WRITTEN REQUEST
Filter this material down to the lines that hold "Mountains", copying each one.

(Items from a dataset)
--- Start ---
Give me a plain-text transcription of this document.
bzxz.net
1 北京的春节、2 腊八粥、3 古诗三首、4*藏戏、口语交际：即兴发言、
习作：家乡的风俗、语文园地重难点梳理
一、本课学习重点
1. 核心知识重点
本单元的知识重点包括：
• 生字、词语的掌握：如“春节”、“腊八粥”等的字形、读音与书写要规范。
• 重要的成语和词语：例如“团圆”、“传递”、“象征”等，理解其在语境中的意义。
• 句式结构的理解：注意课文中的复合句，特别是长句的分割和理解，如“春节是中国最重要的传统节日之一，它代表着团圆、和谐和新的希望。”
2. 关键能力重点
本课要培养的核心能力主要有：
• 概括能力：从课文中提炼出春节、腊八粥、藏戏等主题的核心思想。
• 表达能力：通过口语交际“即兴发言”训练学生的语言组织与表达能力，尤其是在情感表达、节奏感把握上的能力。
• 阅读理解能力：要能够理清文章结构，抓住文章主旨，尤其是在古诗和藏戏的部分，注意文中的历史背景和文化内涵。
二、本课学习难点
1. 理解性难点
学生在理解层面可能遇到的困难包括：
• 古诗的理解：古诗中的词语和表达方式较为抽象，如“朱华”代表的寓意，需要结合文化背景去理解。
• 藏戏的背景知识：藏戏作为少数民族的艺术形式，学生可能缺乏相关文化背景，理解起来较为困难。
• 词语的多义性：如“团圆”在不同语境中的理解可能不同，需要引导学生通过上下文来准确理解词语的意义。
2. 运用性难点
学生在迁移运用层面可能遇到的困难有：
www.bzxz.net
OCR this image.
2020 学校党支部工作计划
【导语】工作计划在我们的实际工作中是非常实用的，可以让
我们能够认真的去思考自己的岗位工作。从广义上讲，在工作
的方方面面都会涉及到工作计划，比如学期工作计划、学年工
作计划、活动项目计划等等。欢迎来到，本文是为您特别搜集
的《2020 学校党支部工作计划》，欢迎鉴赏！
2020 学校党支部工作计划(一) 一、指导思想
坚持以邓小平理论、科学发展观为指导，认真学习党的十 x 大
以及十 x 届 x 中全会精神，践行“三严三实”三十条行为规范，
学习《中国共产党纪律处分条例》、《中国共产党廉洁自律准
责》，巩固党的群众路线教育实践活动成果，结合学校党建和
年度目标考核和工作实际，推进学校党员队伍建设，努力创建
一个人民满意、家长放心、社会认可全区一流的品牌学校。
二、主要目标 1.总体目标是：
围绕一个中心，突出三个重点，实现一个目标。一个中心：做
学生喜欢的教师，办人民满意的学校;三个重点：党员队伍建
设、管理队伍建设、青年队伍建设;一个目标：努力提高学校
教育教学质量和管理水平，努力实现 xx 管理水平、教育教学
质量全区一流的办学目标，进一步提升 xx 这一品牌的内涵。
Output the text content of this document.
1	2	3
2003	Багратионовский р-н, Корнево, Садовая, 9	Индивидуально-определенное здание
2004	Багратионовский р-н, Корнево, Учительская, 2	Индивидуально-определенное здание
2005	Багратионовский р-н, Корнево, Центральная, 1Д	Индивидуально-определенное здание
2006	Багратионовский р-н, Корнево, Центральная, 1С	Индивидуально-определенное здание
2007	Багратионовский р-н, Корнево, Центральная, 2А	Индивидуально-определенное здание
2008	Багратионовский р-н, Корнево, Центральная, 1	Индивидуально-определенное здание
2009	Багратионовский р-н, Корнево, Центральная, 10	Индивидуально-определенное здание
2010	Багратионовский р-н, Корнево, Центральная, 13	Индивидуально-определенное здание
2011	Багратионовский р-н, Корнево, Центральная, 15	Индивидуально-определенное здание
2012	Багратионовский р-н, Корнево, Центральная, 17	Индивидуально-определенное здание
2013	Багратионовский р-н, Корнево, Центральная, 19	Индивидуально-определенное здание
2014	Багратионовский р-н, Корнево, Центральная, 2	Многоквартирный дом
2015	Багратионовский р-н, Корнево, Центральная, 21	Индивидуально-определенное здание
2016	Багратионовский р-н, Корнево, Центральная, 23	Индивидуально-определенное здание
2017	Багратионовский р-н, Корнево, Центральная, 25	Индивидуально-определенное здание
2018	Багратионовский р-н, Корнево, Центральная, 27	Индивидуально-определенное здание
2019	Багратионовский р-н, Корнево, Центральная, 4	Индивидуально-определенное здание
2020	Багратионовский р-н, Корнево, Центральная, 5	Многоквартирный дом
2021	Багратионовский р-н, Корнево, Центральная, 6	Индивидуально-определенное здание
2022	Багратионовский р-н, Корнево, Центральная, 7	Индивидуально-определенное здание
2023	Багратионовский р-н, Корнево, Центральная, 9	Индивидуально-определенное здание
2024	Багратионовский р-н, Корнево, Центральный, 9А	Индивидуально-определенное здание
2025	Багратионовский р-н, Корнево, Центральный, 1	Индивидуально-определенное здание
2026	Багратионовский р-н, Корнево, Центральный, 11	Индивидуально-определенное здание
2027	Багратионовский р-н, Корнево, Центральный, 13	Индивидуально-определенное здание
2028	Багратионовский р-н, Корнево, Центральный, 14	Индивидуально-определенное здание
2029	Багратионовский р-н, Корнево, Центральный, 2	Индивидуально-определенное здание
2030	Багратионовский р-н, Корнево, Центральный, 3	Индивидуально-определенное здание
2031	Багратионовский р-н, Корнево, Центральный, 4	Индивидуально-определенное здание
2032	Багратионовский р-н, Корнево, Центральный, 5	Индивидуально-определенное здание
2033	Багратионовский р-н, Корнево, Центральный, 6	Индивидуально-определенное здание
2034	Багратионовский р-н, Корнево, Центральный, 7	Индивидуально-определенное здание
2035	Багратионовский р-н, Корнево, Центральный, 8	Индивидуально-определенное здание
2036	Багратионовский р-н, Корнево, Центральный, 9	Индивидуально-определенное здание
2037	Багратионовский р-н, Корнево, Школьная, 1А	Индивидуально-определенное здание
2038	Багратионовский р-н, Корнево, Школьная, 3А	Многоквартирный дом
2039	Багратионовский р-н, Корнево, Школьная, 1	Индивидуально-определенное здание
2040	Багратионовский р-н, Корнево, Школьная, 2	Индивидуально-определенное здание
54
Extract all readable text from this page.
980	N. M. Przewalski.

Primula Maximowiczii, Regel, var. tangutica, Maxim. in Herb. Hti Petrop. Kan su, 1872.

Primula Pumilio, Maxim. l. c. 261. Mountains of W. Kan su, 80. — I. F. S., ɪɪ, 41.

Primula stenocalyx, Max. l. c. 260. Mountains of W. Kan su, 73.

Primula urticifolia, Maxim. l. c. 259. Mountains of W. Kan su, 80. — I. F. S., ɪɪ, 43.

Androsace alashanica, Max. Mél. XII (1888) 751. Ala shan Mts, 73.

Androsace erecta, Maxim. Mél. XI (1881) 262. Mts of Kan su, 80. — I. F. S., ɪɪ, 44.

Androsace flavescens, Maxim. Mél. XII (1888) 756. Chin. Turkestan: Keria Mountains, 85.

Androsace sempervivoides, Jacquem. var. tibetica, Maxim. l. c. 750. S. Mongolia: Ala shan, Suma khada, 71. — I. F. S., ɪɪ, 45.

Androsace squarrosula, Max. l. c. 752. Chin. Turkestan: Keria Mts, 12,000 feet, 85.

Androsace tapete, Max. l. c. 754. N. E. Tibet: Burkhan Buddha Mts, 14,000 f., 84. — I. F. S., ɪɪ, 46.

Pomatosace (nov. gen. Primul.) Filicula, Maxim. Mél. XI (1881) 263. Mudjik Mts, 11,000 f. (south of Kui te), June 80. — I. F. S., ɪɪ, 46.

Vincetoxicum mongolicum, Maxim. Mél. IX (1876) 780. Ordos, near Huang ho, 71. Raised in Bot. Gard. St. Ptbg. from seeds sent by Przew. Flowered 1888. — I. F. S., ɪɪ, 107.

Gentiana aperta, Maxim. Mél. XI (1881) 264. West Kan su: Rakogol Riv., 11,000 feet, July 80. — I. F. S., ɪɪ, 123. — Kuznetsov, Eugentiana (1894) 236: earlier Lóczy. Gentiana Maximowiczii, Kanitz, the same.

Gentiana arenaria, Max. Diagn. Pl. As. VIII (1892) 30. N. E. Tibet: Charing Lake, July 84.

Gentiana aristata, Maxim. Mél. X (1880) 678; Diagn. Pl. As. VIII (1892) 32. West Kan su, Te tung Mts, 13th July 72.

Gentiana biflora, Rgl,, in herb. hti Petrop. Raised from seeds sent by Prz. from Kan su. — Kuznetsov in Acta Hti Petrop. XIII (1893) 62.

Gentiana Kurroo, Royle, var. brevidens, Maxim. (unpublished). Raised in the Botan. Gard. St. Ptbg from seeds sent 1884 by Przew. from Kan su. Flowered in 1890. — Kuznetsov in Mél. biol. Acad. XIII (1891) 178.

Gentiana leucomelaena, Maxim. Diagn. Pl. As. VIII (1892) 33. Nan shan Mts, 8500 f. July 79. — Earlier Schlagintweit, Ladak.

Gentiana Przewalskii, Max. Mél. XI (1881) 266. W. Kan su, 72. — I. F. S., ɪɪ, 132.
--- End ---
FINISHED EXERCISE
Primula Pumilio, Maxim. l. c. 261. Mountains of W. Kan su, 80. — I. F. S., ɪɪ, 41.
Primula stenocalyx, Max. l. c. 260. Mountains of W. Kan su, 73.
Primula urticifolia, Maxim. l. c. 259. Mountains of W. Kan su, 80. — I. F. S., ɪɪ, 43.
Androsace flavescens, Maxim. Mél. XII (1888) 756. Chin. Turkestan: Keria Mountains, 85.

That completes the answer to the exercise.